## PROBLEM:
Render the lines of the material below as a numbered list, dropping any blank lines. Leave the pictures out of your answer.

** begin EXTRACTED INFORMATION **

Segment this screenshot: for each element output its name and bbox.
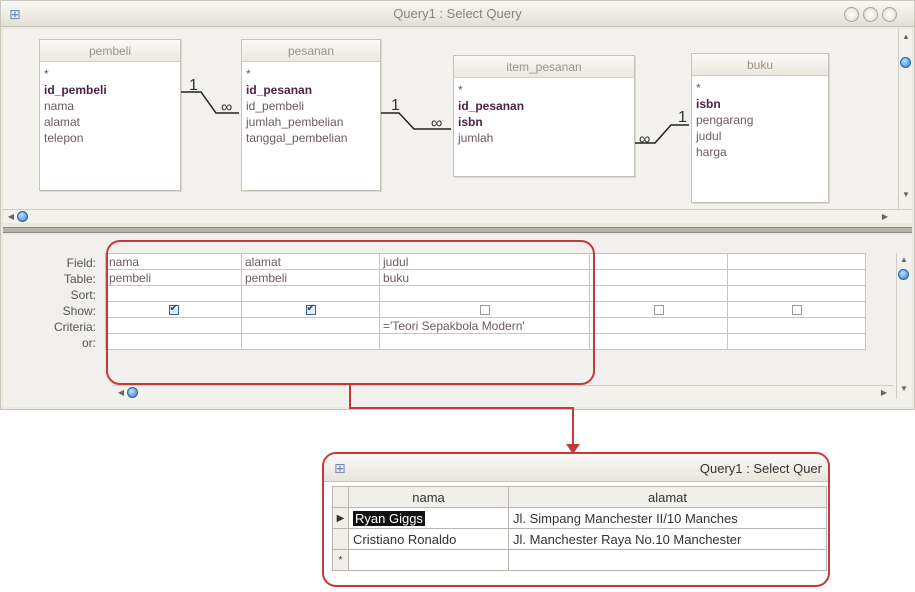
table-row[interactable]: ▶ Ryan Giggs Jl. Simpang Manchester II/1…: [332, 507, 827, 529]
row-label-field: Field:: [66, 256, 96, 270]
grid-cell-field[interactable]: [589, 253, 728, 270]
scroll-thumb[interactable]: [127, 387, 138, 398]
show-checkbox[interactable]: [791, 305, 802, 316]
scroll-right-icon[interactable]: ▶: [878, 387, 890, 399]
row-label-criteria: Criteria:: [53, 320, 96, 334]
result-datasheet: nama alamat ▶ Ryan Giggs Jl. Simpang Man…: [332, 486, 827, 571]
scroll-left-icon[interactable]: ◀: [115, 387, 127, 399]
cell-alamat[interactable]: Jl. Manchester Raya No.10 Manchester: [508, 528, 827, 550]
scroll-thumb[interactable]: [17, 211, 28, 222]
relationship-lines: [181, 91, 689, 144]
pane-splitter[interactable]: [3, 227, 912, 233]
table-row[interactable]: Cristiano Ronaldo Jl. Manchester Raya No…: [332, 528, 827, 550]
grid-cell-show[interactable]: [589, 301, 728, 318]
criteria-highlight: [106, 240, 595, 385]
close-button[interactable]: [882, 7, 897, 22]
row-label-or: or:: [81, 336, 96, 350]
grid-cell-field[interactable]: [727, 253, 866, 270]
table-pane-horizontal-scrollbar[interactable]: ◀ ▶: [3, 209, 912, 223]
grid-vertical-scrollbar[interactable]: ▲ ▼: [896, 253, 910, 399]
grid-row-labels: Field: Table: Sort: Show: Criteria: or:: [3, 255, 100, 351]
cell-nama[interactable]: Cristiano Ronaldo: [348, 528, 509, 550]
new-record-row[interactable]: *: [332, 549, 827, 571]
grid-cell-or[interactable]: [727, 333, 866, 350]
relation-one-marker: 1: [391, 97, 400, 114]
grid-cell-table[interactable]: [589, 269, 728, 286]
cell-nama[interactable]: Ryan Giggs: [348, 507, 509, 529]
grid-cell-sort[interactable]: [727, 285, 866, 302]
row-selector[interactable]: [332, 528, 349, 550]
scroll-thumb[interactable]: [898, 269, 909, 280]
scroll-up-icon[interactable]: ▲: [900, 31, 912, 43]
show-checkbox[interactable]: [653, 305, 664, 316]
result-title-bar[interactable]: ⊞ Query1 : Select Quer: [324, 454, 828, 482]
maximize-button[interactable]: [863, 7, 878, 22]
scroll-down-icon[interactable]: ▼: [900, 189, 912, 201]
relation-many-marker: ∞: [639, 131, 651, 148]
relation-many-marker: ∞: [431, 115, 443, 132]
grid-cell-show[interactable]: [727, 301, 866, 318]
grid-cell-criteria[interactable]: [589, 317, 728, 334]
grid-cell-criteria[interactable]: [727, 317, 866, 334]
row-selector-header[interactable]: [332, 486, 349, 508]
result-window-title: Query1 : Select Quer: [699, 461, 822, 476]
grid-horizontal-scrollbar[interactable]: ◀ ▶: [113, 385, 893, 399]
table-pane: pembeli * id_pembeli nama alamat telepon pes…: [3, 29, 898, 209]
relation-one-marker: 1: [189, 77, 198, 94]
minimize-button[interactable]: [844, 7, 859, 22]
column-header-nama[interactable]: nama: [348, 486, 509, 508]
relation-one-marker: 1: [678, 109, 687, 126]
row-label-show: Show:: [62, 304, 96, 318]
grid-cell-table[interactable]: [727, 269, 866, 286]
scroll-up-icon[interactable]: ▲: [898, 254, 910, 266]
title-bar[interactable]: ⊞ Query1 : Select Query: [1, 1, 914, 27]
row-label-sort: Sort:: [70, 288, 96, 302]
table-pane-vertical-scrollbar[interactable]: ▲ ▼: [898, 29, 912, 209]
column-header-alamat[interactable]: alamat: [508, 486, 827, 508]
datasheet-icon: ⊞: [334, 460, 346, 476]
relation-many-marker: ∞: [221, 99, 233, 116]
grid-cell-sort[interactable]: [589, 285, 728, 302]
window-title: Query1 : Select Query: [393, 6, 522, 21]
scroll-thumb[interactable]: [900, 57, 911, 68]
grid-cell-or[interactable]: [589, 333, 728, 350]
row-label-table: Table:: [63, 272, 96, 286]
selected-text: Ryan Giggs: [353, 510, 425, 526]
current-record-icon[interactable]: ▶: [332, 507, 349, 529]
query-result-window: ⊞ Query1 : Select Quer nama alamat ▶ Rya…: [322, 452, 830, 587]
cell-alamat[interactable]: [508, 549, 827, 571]
new-record-icon[interactable]: *: [332, 549, 349, 571]
cell-alamat[interactable]: Jl. Simpang Manchester II/10 Manches: [508, 507, 827, 529]
scroll-left-icon[interactable]: ◀: [5, 211, 17, 223]
scroll-down-icon[interactable]: ▼: [898, 383, 910, 395]
cell-nama[interactable]: [348, 549, 509, 571]
scroll-right-icon[interactable]: ▶: [879, 211, 891, 223]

** end EXTRACTED INFORMATION **

## RESULT BELOW:
1. Segment this screenshot: for each element output its name and bbox.
2. table-row[interactable]: ▶ Ryan Giggs Jl. Simpang Manchester II/1…: [332, 507, 827, 529]
3. row-label-field: Field:: [66, 256, 96, 270]
4. grid-cell-field[interactable]: [589, 253, 728, 270]
5. scroll-thumb[interactable]: [127, 387, 138, 398]
6. show-checkbox[interactable]: [791, 305, 802, 316]
7. scroll-right-icon[interactable]: ▶: [878, 387, 890, 399]
8. row-label-criteria: Criteria:: [53, 320, 96, 334]
9. result-datasheet: nama alamat ▶ Ryan Giggs Jl. Simpang Man…: [332, 486, 827, 571]
10. scroll-left-icon[interactable]: ◀: [115, 387, 127, 399]
11. cell-alamat[interactable]: Jl. Manchester Raya No.10 Manchester: [508, 528, 827, 550]
12. scroll-thumb[interactable]: [17, 211, 28, 222]
13. relationship-lines: [181, 91, 689, 144]
14. pane-splitter[interactable]: [3, 227, 912, 233]
15. table-row[interactable]: Cristiano Ronaldo Jl. Manchester Raya No…: [332, 528, 827, 550]
16. grid-cell-show[interactable]: [589, 301, 728, 318]
17. criteria-highlight: [106, 240, 595, 385]
18. close-button[interactable]: [882, 7, 897, 22]
19. row-label-or: or:: [81, 336, 96, 350]
20. grid-cell-field[interactable]: [727, 253, 866, 270]
21. table-pane-horizontal-scrollbar[interactable]: ◀ ▶: [3, 209, 912, 223]
22. grid-vertical-scrollbar[interactable]: ▲ ▼: [896, 253, 910, 399]
23. grid-row-labels: Field: Table: Sort: Show: Criteria: or:: [3, 255, 100, 351]
24. cell-nama[interactable]: Cristiano Ronaldo: [348, 528, 509, 550]
25. new-record-row[interactable]: *: [332, 549, 827, 571]
26. grid-cell-or[interactable]: [727, 333, 866, 350]
27. relation-one-marker: 1: [391, 97, 400, 114]
28. grid-cell-table[interactable]: [589, 269, 728, 286]
29. cell-nama[interactable]: Ryan Giggs: [348, 507, 509, 529]
30. grid-cell-sort[interactable]: [727, 285, 866, 302]
31. row-selector[interactable]: [332, 528, 349, 550]
32. scroll-thumb[interactable]: [898, 269, 909, 280]
33. scroll-up-icon[interactable]: ▲: [900, 31, 912, 43]
34. show-checkbox[interactable]: [653, 305, 664, 316]
35. result-title-bar[interactable]: ⊞ Query1 : Select Quer: [324, 454, 828, 482]
36. maximize-button[interactable]: [863, 7, 878, 22]
37. scroll-down-icon[interactable]: ▼: [900, 189, 912, 201]
38. relation-many-marker: ∞: [639, 131, 651, 148]
39. relation-many-marker: ∞: [431, 115, 443, 132]
40. grid-cell-show[interactable]: [727, 301, 866, 318]
41. grid-cell-criteria[interactable]: [589, 317, 728, 334]
42. grid-cell-criteria[interactable]: [727, 317, 866, 334]
43. row-selector-header[interactable]: [332, 486, 349, 508]
44. result-window-title: Query1 : Select Quer: [699, 461, 822, 476]
45. grid-horizontal-scrollbar[interactable]: ◀ ▶: [113, 385, 893, 399]
46. table-pane: pembeli * id_pembeli nama alamat telepon pes…: [3, 29, 898, 209]
47. relation-one-marker: 1: [189, 77, 198, 94]
48. minimize-button[interactable]: [844, 7, 859, 22]
49. column-header-nama[interactable]: nama: [348, 486, 509, 508]
50. relation-one-marker: 1: [678, 109, 687, 126]
51. row-label-show: Show:: [62, 304, 96, 318]
52. grid-cell-table[interactable]: [727, 269, 866, 286]
53. scroll-up-icon[interactable]: ▲: [898, 254, 910, 266]
54. title-bar[interactable]: ⊞ Query1 : Select Query: [1, 1, 914, 27]
55. row-label-sort: Sort:: [70, 288, 96, 302]
56. table-pane-vertical-scrollbar[interactable]: ▲ ▼: [898, 29, 912, 209]
57. column-header-alamat[interactable]: alamat: [508, 486, 827, 508]
58. datasheet-icon: ⊞: [334, 460, 346, 476]
59. relation-many-marker: ∞: [221, 99, 233, 116]
60. grid-cell-sort[interactable]: [589, 285, 728, 302]
61. window-title: Query1 : Select Query: [393, 6, 522, 21]
62. scroll-thumb[interactable]: [900, 57, 911, 68]
63. grid-cell-or[interactable]: [589, 333, 728, 350]
64. row-label-table: Table:: [63, 272, 96, 286]
65. selected-text: Ryan Giggs: [353, 510, 425, 526]
66. current-record-icon[interactable]: ▶: [332, 507, 349, 529]
67. query-result-window: ⊞ Query1 : Select Quer nama alamat ▶ Rya…: [322, 452, 830, 587]
68. cell-alamat[interactable]: [508, 549, 827, 571]
69. new-record-icon[interactable]: *: [332, 549, 349, 571]
70. cell-alamat[interactable]: Jl. Simpang Manchester II/10 Manches: [508, 507, 827, 529]
71. scroll-left-icon[interactable]: ◀: [5, 211, 17, 223]
72. scroll-down-icon[interactable]: ▼: [898, 383, 910, 395]
73. cell-nama[interactable]: [348, 549, 509, 571]
74. scroll-right-icon[interactable]: ▶: [879, 211, 891, 223]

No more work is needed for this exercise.